▶ _Objective_:
Which lines in the material below contain the word "Tchouvaches"? Copy each of them.
╭─ Information given
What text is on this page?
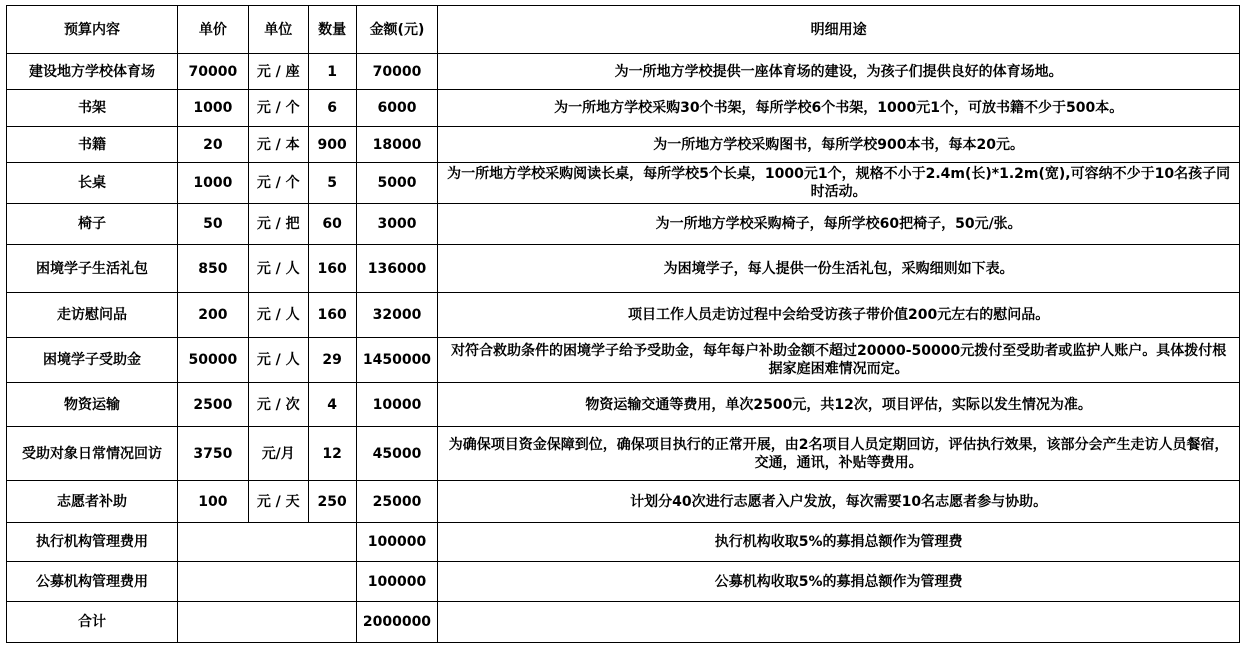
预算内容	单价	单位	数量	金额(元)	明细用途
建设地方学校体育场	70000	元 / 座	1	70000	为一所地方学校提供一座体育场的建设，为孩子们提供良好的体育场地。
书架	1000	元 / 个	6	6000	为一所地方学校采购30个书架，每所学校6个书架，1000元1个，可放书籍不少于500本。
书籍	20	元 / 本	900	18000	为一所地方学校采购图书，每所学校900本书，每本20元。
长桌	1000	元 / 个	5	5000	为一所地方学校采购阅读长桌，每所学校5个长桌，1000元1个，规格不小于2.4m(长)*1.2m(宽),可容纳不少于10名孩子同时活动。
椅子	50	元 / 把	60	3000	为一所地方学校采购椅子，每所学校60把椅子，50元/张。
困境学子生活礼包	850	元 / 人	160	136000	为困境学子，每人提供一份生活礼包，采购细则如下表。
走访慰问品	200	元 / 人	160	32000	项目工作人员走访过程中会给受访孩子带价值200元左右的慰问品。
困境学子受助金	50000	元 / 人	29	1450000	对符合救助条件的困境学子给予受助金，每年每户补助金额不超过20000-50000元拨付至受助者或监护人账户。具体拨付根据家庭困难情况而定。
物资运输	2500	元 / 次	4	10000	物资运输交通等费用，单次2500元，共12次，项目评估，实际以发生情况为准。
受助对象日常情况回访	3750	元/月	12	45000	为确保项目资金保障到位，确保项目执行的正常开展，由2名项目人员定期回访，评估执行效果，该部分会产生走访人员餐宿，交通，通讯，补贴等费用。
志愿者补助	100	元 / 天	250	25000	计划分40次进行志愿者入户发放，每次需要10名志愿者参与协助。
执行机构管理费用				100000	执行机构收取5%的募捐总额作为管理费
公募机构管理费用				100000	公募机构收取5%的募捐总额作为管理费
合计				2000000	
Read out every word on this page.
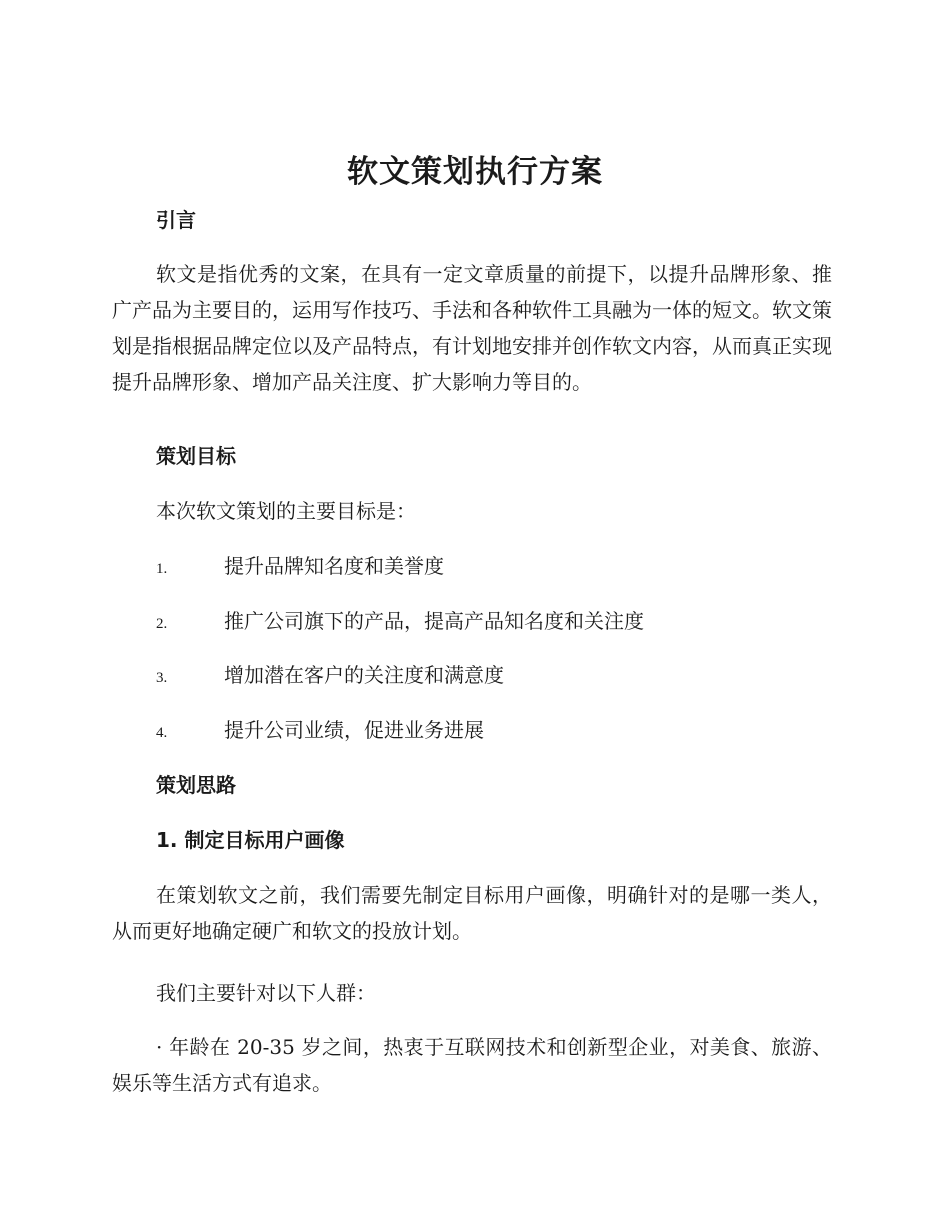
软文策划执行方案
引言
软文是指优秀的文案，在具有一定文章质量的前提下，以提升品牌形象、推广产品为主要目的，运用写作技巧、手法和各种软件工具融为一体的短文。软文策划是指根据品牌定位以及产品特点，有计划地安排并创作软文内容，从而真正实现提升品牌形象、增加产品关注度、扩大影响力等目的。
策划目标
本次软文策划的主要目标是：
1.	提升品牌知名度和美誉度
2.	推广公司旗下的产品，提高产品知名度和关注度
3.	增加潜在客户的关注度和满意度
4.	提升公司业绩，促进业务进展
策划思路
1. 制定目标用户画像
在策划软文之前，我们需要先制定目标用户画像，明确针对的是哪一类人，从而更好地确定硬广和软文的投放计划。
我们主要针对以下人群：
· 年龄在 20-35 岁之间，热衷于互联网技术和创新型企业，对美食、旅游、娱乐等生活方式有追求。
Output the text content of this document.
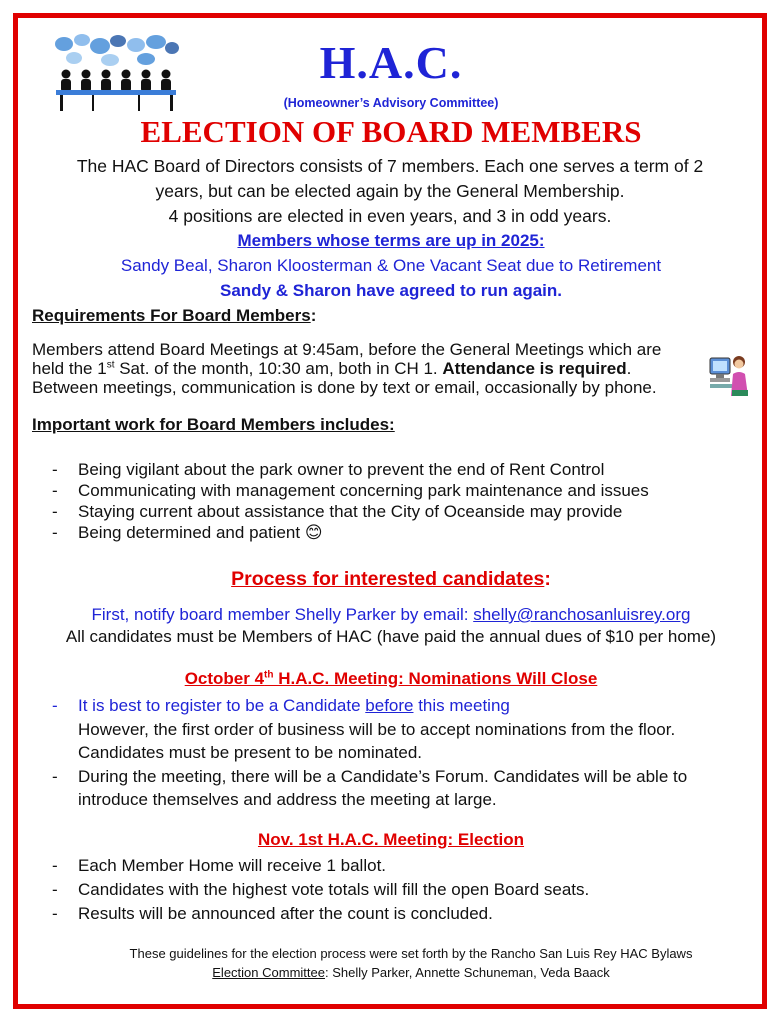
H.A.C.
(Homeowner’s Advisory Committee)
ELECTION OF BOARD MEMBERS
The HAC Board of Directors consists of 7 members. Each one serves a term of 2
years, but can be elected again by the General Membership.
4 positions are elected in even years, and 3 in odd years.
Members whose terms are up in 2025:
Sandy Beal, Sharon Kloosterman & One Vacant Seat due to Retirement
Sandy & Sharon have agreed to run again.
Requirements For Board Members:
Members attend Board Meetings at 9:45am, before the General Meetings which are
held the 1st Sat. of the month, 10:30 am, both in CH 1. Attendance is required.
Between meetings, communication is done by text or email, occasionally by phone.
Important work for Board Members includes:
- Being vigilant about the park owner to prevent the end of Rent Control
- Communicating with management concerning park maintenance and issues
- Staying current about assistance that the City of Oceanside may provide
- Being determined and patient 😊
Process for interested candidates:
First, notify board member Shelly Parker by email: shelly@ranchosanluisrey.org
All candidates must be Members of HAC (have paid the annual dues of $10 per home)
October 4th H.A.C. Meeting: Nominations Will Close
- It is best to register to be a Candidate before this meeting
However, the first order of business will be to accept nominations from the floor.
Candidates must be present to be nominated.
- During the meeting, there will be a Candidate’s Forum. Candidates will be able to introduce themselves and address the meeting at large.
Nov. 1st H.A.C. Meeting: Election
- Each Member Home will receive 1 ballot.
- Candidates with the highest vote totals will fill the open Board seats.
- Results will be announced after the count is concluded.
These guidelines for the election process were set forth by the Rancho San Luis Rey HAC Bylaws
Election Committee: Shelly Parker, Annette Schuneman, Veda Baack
╰─
╭─ Information given
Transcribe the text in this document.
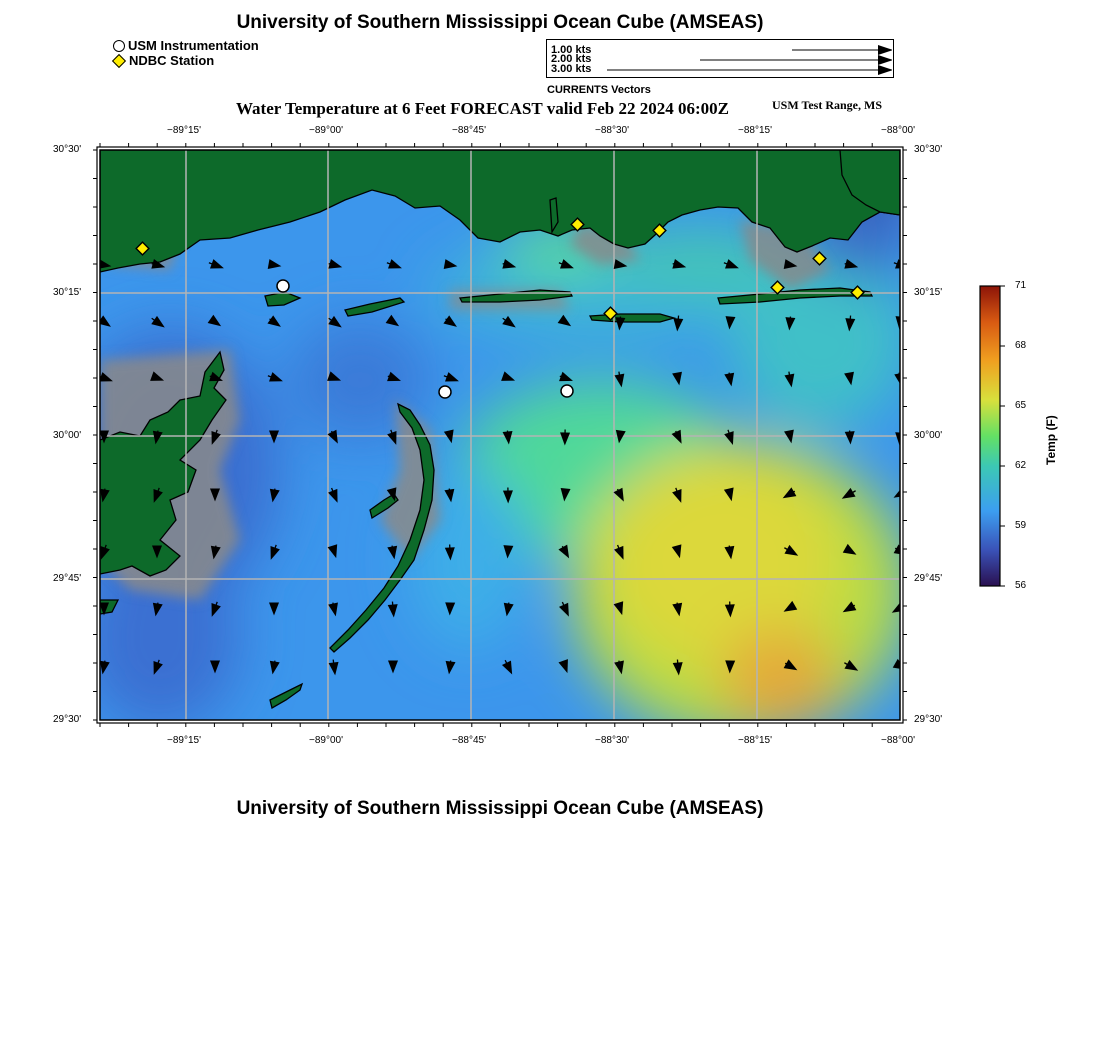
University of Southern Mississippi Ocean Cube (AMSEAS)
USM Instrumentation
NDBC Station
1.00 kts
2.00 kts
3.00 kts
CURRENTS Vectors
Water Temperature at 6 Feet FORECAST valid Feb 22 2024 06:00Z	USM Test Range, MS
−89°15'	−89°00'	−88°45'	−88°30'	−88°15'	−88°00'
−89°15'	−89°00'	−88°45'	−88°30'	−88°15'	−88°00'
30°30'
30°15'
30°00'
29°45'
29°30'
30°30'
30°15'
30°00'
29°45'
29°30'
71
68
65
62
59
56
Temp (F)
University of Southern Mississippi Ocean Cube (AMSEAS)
╰─
╭─ Information given
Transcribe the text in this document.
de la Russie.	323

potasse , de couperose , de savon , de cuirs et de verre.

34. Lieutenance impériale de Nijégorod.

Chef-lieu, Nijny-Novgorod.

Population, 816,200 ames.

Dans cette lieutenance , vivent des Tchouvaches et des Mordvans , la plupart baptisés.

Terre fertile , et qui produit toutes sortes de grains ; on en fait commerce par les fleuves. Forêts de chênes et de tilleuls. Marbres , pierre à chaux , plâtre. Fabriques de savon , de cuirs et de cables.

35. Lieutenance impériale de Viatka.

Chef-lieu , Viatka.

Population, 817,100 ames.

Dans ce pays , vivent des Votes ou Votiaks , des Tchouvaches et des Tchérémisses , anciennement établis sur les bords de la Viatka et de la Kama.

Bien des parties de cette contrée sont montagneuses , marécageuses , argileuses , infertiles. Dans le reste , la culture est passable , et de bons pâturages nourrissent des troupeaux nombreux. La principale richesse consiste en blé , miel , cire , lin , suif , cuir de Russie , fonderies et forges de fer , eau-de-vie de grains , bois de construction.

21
╰─
▶ _Finished answer_:
Dans cette lieutenance , vivent des Tchouvaches et des Mordvans , la plupart baptisés.
Dans ce pays , vivent des Votes ou Votiaks , des Tchouvaches et des Tchérémisses , anciennement établis sur les bords de la Viatka et de la Kama.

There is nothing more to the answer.